_Set task_
The records below hold pictures; please leave those out and retype the rest exactly.

_Given records_
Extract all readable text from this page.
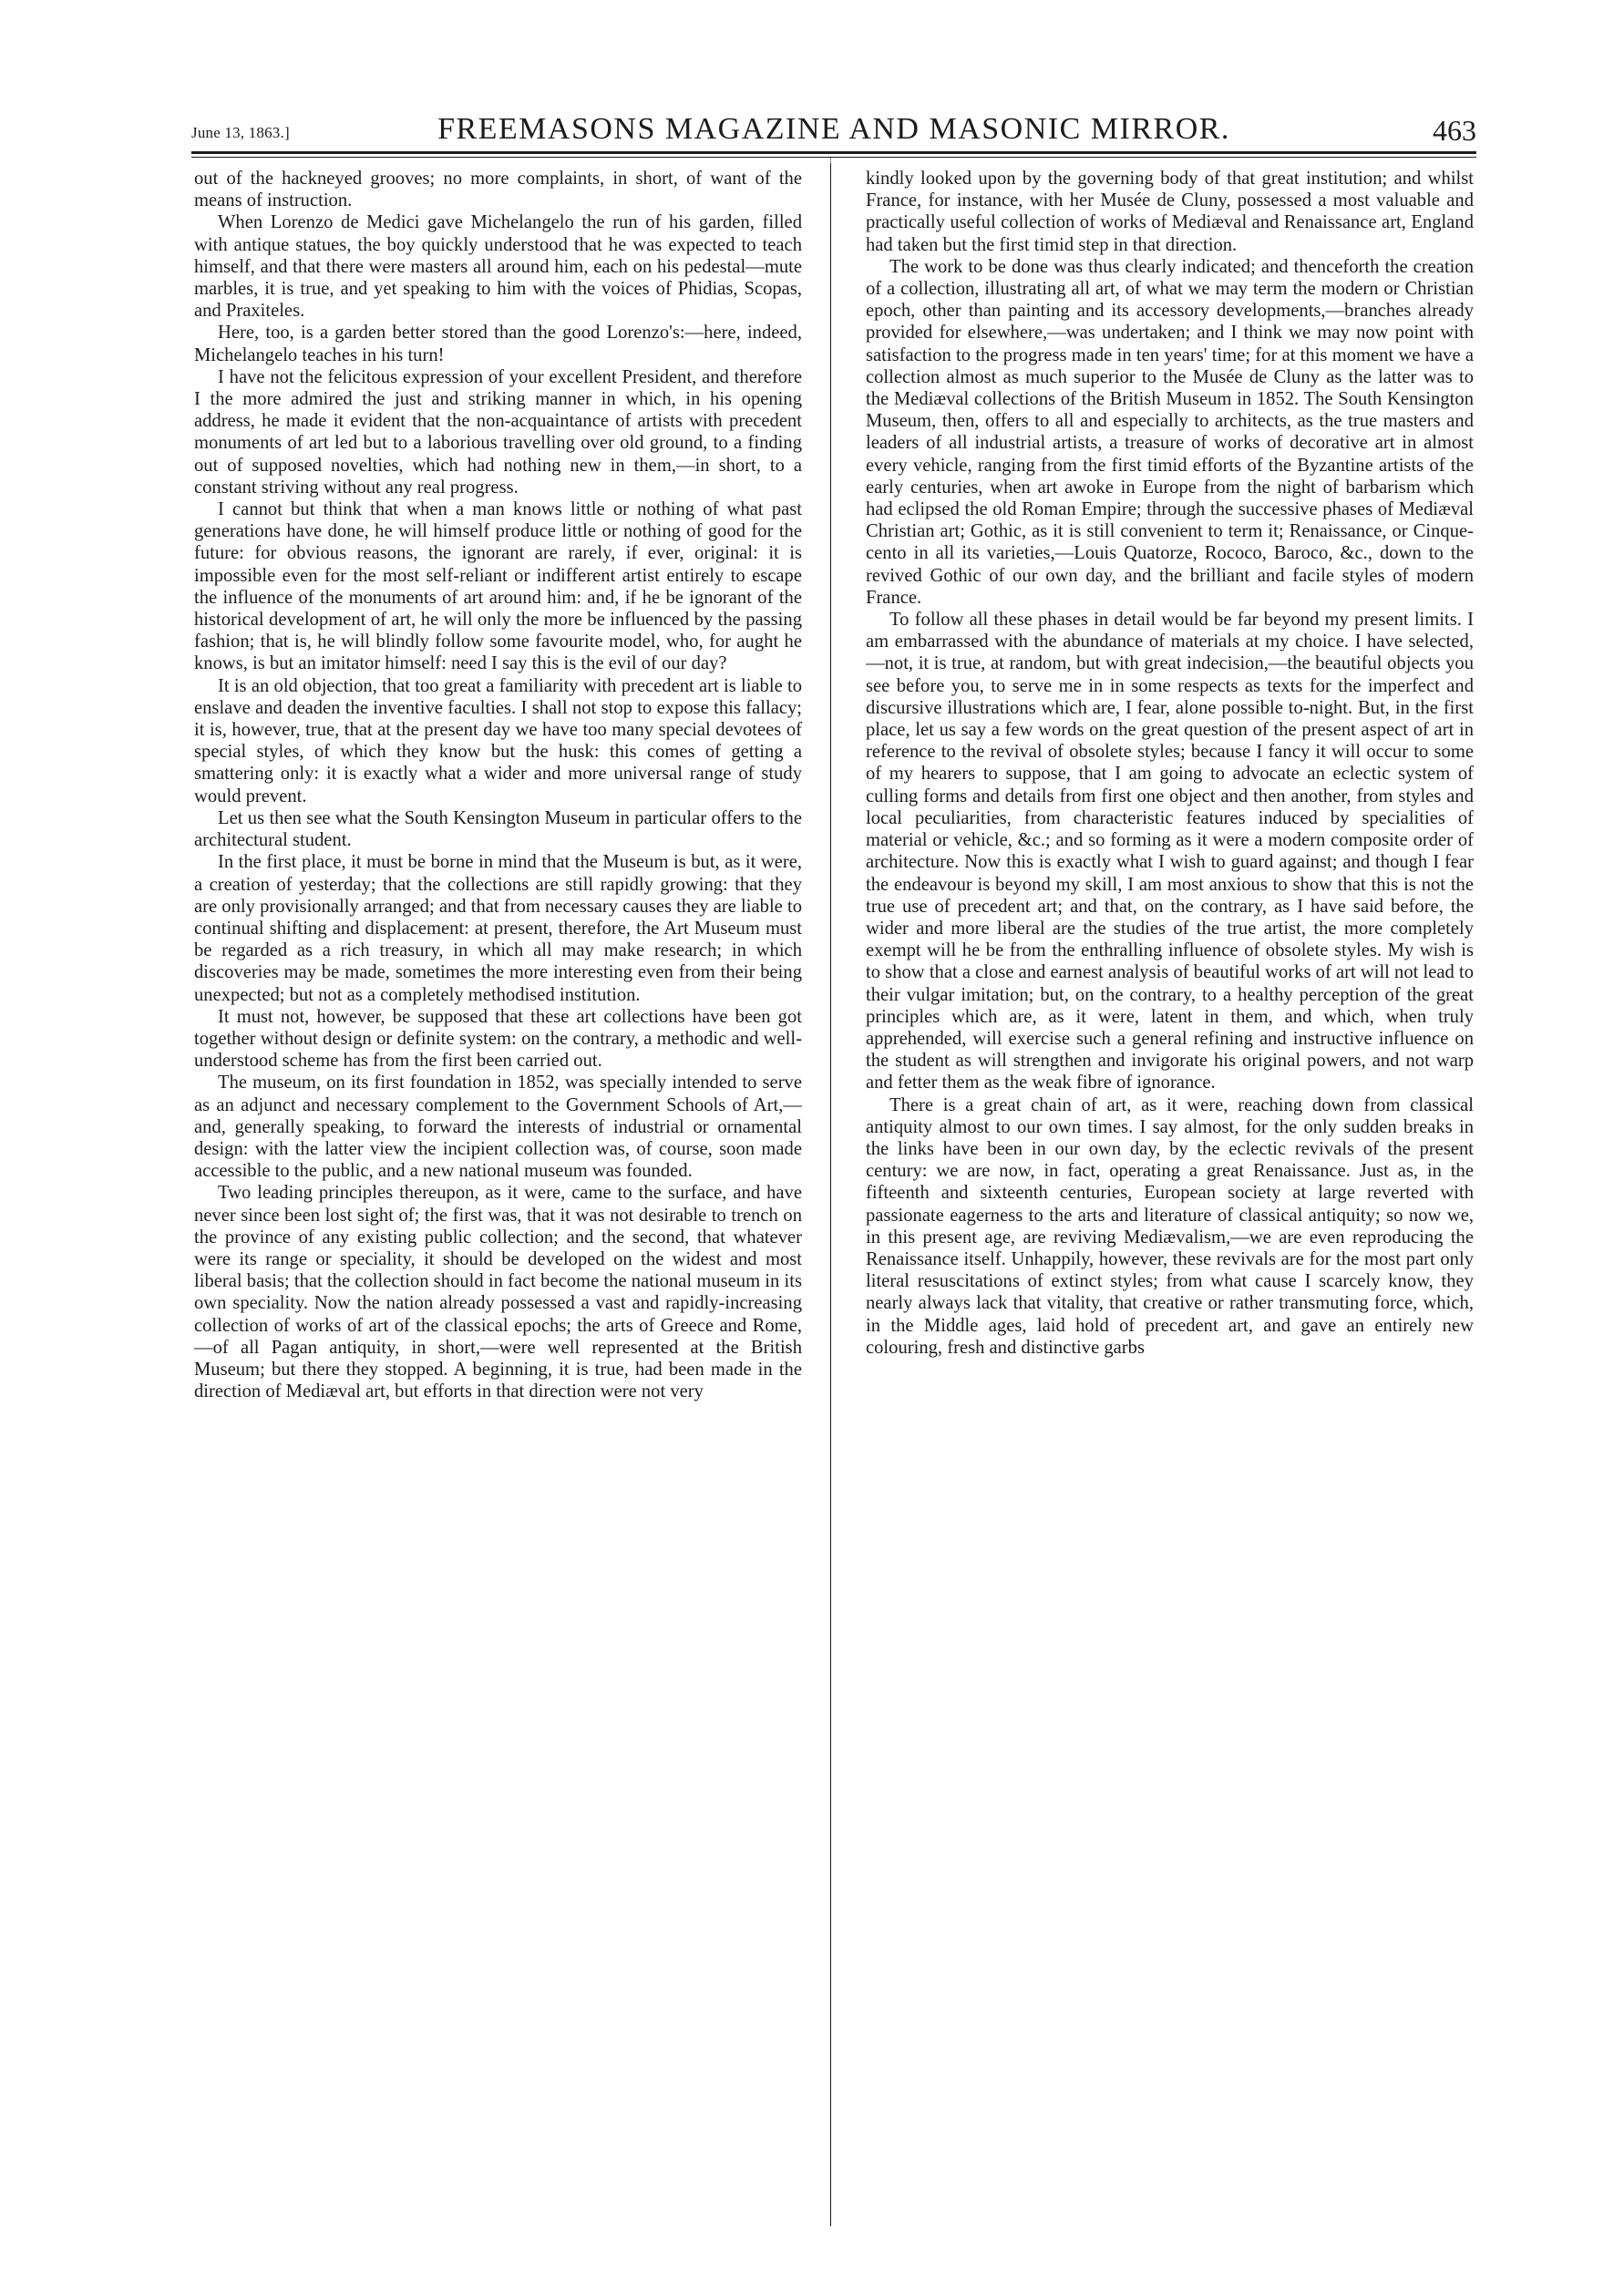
June 13, 1863.]	FREEMASONS MAGAZINE AND MASONIC MIRROR.	463

out of the hackneyed grooves; no more complaints, in short, of want of the means of instruction.

When Lorenzo de Medici gave Michelangelo the run of his garden, filled with antique statues, the boy quickly understood that he was expected to teach himself, and that there were masters all around him, each on his pedestal—mute marbles, it is true, and yet speaking to him with the voices of Phidias, Scopas, and Praxiteles.

Here, too, is a garden better stored than the good Lorenzo's:—here, indeed, Michelangelo teaches in his turn!

I have not the felicitous expression of your excellent President, and therefore I the more admired the just and striking manner in which, in his opening address, he made it evident that the non-acquaintance of artists with precedent monuments of art led but to a laborious travelling over old ground, to a finding out of supposed novelties, which had nothing new in them,—in short, to a constant striving without any real progress.

I cannot but think that when a man knows little or nothing of what past generations have done, he will himself produce little or nothing of good for the future: for obvious reasons, the ignorant are rarely, if ever, original: it is impossible even for the most self-reliant or indifferent artist entirely to escape the influence of the monuments of art around him: and, if he be ignorant of the historical development of art, he will only the more be influenced by the passing fashion; that is, he will blindly follow some favourite model, who, for aught he knows, is but an imitator himself: need I say this is the evil of our day?

It is an old objection, that too great a familiarity with precedent art is liable to enslave and deaden the inventive faculties. I shall not stop to expose this fallacy; it is, however, true, that at the present day we have too many special devotees of special styles, of which they know but the husk: this comes of getting a smattering only: it is exactly what a wider and more universal range of study would prevent.

Let us then see what the South Kensington Museum in particular offers to the architectural student.

In the first place, it must be borne in mind that the Museum is but, as it were, a creation of yesterday; that the collections are still rapidly growing: that they are only provisionally arranged; and that from necessary causes they are liable to continual shifting and displacement: at present, therefore, the Art Museum must be regarded as a rich treasury, in which all may make research; in which discoveries may be made, sometimes the more interesting even from their being unexpected; but not as a completely methodised institution.

It must not, however, be supposed that these art collections have been got together without design or definite system: on the contrary, a methodic and well-understood scheme has from the first been carried out.

The museum, on its first foundation in 1852, was specially intended to serve as an adjunct and necessary complement to the Government Schools of Art,—and, generally speaking, to forward the interests of industrial or ornamental design: with the latter view the incipient collection was, of course, soon made accessible to the public, and a new national museum was founded.

Two leading principles thereupon, as it were, came to the surface, and have never since been lost sight of; the first was, that it was not desirable to trench on the province of any existing public collection; and the second, that whatever were its range or speciality, it should be developed on the widest and most liberal basis; that the collection should in fact become the national museum in its own speciality. Now the nation already possessed a vast and rapidly-increasing collection of works of art of the classical epochs; the arts of Greece and Rome,—of all Pagan antiquity, in short,—were well represented at the British Museum; but there they stopped. A beginning, it is true, had been made in the direction of Mediæval art, but efforts in that direction were not very

kindly looked upon by the governing body of that great institution; and whilst France, for instance, with her Musée de Cluny, possessed a most valuable and practically useful collection of works of Mediæval and Renaissance art, England had taken but the first timid step in that direction.

The work to be done was thus clearly indicated; and thenceforth the creation of a collection, illustrating all art, of what we may term the modern or Christian epoch, other than painting and its accessory developments,—branches already provided for elsewhere,—was undertaken; and I think we may now point with satisfaction to the progress made in ten years' time; for at this moment we have a collection almost as much superior to the Musée de Cluny as the latter was to the Mediæval collections of the British Museum in 1852. The South Kensington Museum, then, offers to all and especially to architects, as the true masters and leaders of all industrial artists, a treasure of works of decorative art in almost every vehicle, ranging from the first timid efforts of the Byzantine artists of the early centuries, when art awoke in Europe from the night of barbarism which had eclipsed the old Roman Empire; through the successive phases of Mediæval Christian art; Gothic, as it is still convenient to term it; Renaissance, or Cinque-cento in all its varieties,—Louis Quatorze, Rococo, Baroco, &c., down to the revived Gothic of our own day, and the brilliant and facile styles of modern France.

To follow all these phases in detail would be far beyond my present limits. I am embarrassed with the abundance of materials at my choice. I have selected,—not, it is true, at random, but with great indecision,—the beautiful objects you see before you, to serve me in in some respects as texts for the imperfect and discursive illustrations which are, I fear, alone possible to-night. But, in the first place, let us say a few words on the great question of the present aspect of art in reference to the revival of obsolete styles; because I fancy it will occur to some of my hearers to suppose, that I am going to advocate an eclectic system of culling forms and details from first one object and then another, from styles and local peculiarities, from characteristic features induced by specialities of material or vehicle, &c.; and so forming as it were a modern composite order of architecture. Now this is exactly what I wish to guard against; and though I fear the endeavour is beyond my skill, I am most anxious to show that this is not the true use of precedent art; and that, on the contrary, as I have said before, the wider and more liberal are the studies of the true artist, the more completely exempt will he be from the enthralling influence of obsolete styles. My wish is to show that a close and earnest analysis of beautiful works of art will not lead to their vulgar imitation; but, on the contrary, to a healthy perception of the great principles which are, as it were, latent in them, and which, when truly apprehended, will exercise such a general refining and instructive influence on the student as will strengthen and invigorate his original powers, and not warp and fetter them as the weak fibre of ignorance.

There is a great chain of art, as it were, reaching down from classical antiquity almost to our own times. I say almost, for the only sudden breaks in the links have been in our own day, by the eclectic revivals of the present century: we are now, in fact, operating a great Renaissance. Just as, in the fifteenth and sixteenth centuries, European society at large reverted with passionate eagerness to the arts and literature of classical antiquity; so now we, in this present age, are reviving Mediævalism,—we are even reproducing the Renaissance itself. Unhappily, however, these revivals are for the most part only literal resuscitations of extinct styles; from what cause I scarcely know, they nearly always lack that vitality, that creative or rather transmuting force, which, in the Middle ages, laid hold of precedent art, and gave an entirely new colouring, fresh and distinctive garbs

_Written response_
Extract all readable text from this page.
June 13, 1863.]	FREEMASONS MAGAZINE AND MASONIC MIRROR.	463

out of the hackneyed grooves; no more complaints, in short, of want of the means of instruction.

When Lorenzo de Medici gave Michelangelo the run of his garden, filled with antique statues, the boy quickly understood that he was expected to teach himself, and that there were masters all around him, each on his pedestal—mute marbles, it is true, and yet speaking to him with the voices of Phidias, Scopas, and Praxiteles.

Here, too, is a garden better stored than the good Lorenzo's:—here, indeed, Michelangelo teaches in his turn!

I have not the felicitous expression of your excellent President, and therefore I the more admired the just and striking manner in which, in his opening address, he made it evident that the non-acquaintance of artists with precedent monuments of art led but to a laborious travelling over old ground, to a finding out of supposed novelties, which had nothing new in them,—in short, to a constant striving without any real progress.

I cannot but think that when a man knows little or nothing of what past generations have done, he will himself produce little or nothing of good for the future: for obvious reasons, the ignorant are rarely, if ever, original: it is impossible even for the most self-reliant or indifferent artist entirely to escape the influence of the monuments of art around him: and, if he be ignorant of the historical development of art, he will only the more be influenced by the passing fashion; that is, he will blindly follow some favourite model, who, for aught he knows, is but an imitator himself: need I say this is the evil of our day?

It is an old objection, that too great a familiarity with precedent art is liable to enslave and deaden the inventive faculties. I shall not stop to expose this fallacy; it is, however, true, that at the present day we have too many special devotees of special styles, of which they know but the husk: this comes of getting a smattering only: it is exactly what a wider and more universal range of study would prevent.

Let us then see what the South Kensington Museum in particular offers to the architectural student.

In the first place, it must be borne in mind that the Museum is but, as it were, a creation of yesterday; that the collections are still rapidly growing: that they are only provisionally arranged; and that from necessary causes they are liable to continual shifting and displacement: at present, therefore, the Art Museum must be regarded as a rich treasury, in which all may make research; in which discoveries may be made, sometimes the more interesting even from their being unexpected; but not as a completely methodised institution.

It must not, however, be supposed that these art collections have been got together without design or definite system: on the contrary, a methodic and well-understood scheme has from the first been carried out.

The museum, on its first foundation in 1852, was specially intended to serve as an adjunct and necessary complement to the Government Schools of Art,—and, generally speaking, to forward the interests of industrial or ornamental design: with the latter view the incipient collection was, of course, soon made accessible to the public, and a new national museum was founded.

Two leading principles thereupon, as it were, came to the surface, and have never since been lost sight of; the first was, that it was not desirable to trench on the province of any existing public collection; and the second, that whatever were its range or speciality, it should be developed on the widest and most liberal basis; that the collection should in fact become the national museum in its own speciality. Now the nation already possessed a vast and rapidly-increasing collection of works of art of the classical epochs; the arts of Greece and Rome,—of all Pagan antiquity, in short,—were well represented at the British Museum; but there they stopped. A beginning, it is true, had been made in the direction of Mediæval art, but efforts in that direction were not very

kindly looked upon by the governing body of that great institution; and whilst France, for instance, with her Musée de Cluny, possessed a most valuable and practically useful collection of works of Mediæval and Renaissance art, England had taken but the first timid step in that direction.

The work to be done was thus clearly indicated; and thenceforth the creation of a collection, illustrating all art, of what we may term the modern or Christian epoch, other than painting and its accessory developments,—branches already provided for elsewhere,—was undertaken; and I think we may now point with satisfaction to the progress made in ten years' time; for at this moment we have a collection almost as much superior to the Musée de Cluny as the latter was to the Mediæval collections of the British Museum in 1852. The South Kensington Museum, then, offers to all and especially to architects, as the true masters and leaders of all industrial artists, a treasure of works of decorative art in almost every vehicle, ranging from the first timid efforts of the Byzantine artists of the early centuries, when art awoke in Europe from the night of barbarism which had eclipsed the old Roman Empire; through the successive phases of Mediæval Christian art; Gothic, as it is still convenient to term it; Renaissance, or Cinque-cento in all its varieties,—Louis Quatorze, Rococo, Baroco, &c., down to the revived Gothic of our own day, and the brilliant and facile styles of modern France.

To follow all these phases in detail would be far beyond my present limits. I am embarrassed with the abundance of materials at my choice. I have selected,—not, it is true, at random, but with great indecision,—the beautiful objects you see before you, to serve me in in some respects as texts for the imperfect and discursive illustrations which are, I fear, alone possible to-night. But, in the first place, let us say a few words on the great question of the present aspect of art in reference to the revival of obsolete styles; because I fancy it will occur to some of my hearers to suppose, that I am going to advocate an eclectic system of culling forms and details from first one object and then another, from styles and local peculiarities, from characteristic features induced by specialities of material or vehicle, &c.; and so forming as it were a modern composite order of architecture. Now this is exactly what I wish to guard against; and though I fear the endeavour is beyond my skill, I am most anxious to show that this is not the true use of precedent art; and that, on the contrary, as I have said before, the wider and more liberal are the studies of the true artist, the more completely exempt will he be from the enthralling influence of obsolete styles. My wish is to show that a close and earnest analysis of beautiful works of art will not lead to their vulgar imitation; but, on the contrary, to a healthy perception of the great principles which are, as it were, latent in them, and which, when truly apprehended, will exercise such a general refining and instructive influence on the student as will strengthen and invigorate his original powers, and not warp and fetter them as the weak fibre of ignorance.

There is a great chain of art, as it were, reaching down from classical antiquity almost to our own times. I say almost, for the only sudden breaks in the links have been in our own day, by the eclectic revivals of the present century: we are now, in fact, operating a great Renaissance. Just as, in the fifteenth and sixteenth centuries, European society at large reverted with passionate eagerness to the arts and literature of classical antiquity; so now we, in this present age, are reviving Mediævalism,—we are even reproducing the Renaissance itself. Unhappily, however, these revivals are for the most part only literal resuscitations of extinct styles; from what cause I scarcely know, they nearly always lack that vitality, that creative or rather transmuting force, which, in the Middle ages, laid hold of precedent art, and gave an entirely new colouring, fresh and distinctive garbs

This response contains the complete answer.